→ **WHAT YOU WILL DO**
Your answer should be a single number: the count of lines holding the word "playing".
:: DATA FOR PROCESSING ::
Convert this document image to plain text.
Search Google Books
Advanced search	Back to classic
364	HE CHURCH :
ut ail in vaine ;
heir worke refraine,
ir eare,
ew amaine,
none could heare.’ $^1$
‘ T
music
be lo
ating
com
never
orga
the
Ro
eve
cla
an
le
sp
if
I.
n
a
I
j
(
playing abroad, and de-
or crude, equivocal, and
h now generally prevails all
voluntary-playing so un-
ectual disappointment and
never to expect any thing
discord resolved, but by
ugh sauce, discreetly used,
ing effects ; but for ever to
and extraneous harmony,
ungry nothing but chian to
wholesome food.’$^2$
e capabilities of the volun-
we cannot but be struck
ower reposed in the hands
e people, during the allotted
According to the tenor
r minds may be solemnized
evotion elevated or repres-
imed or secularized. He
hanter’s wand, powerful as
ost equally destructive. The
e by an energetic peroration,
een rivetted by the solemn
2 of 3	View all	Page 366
:::
→ **FINAL RESULT**
2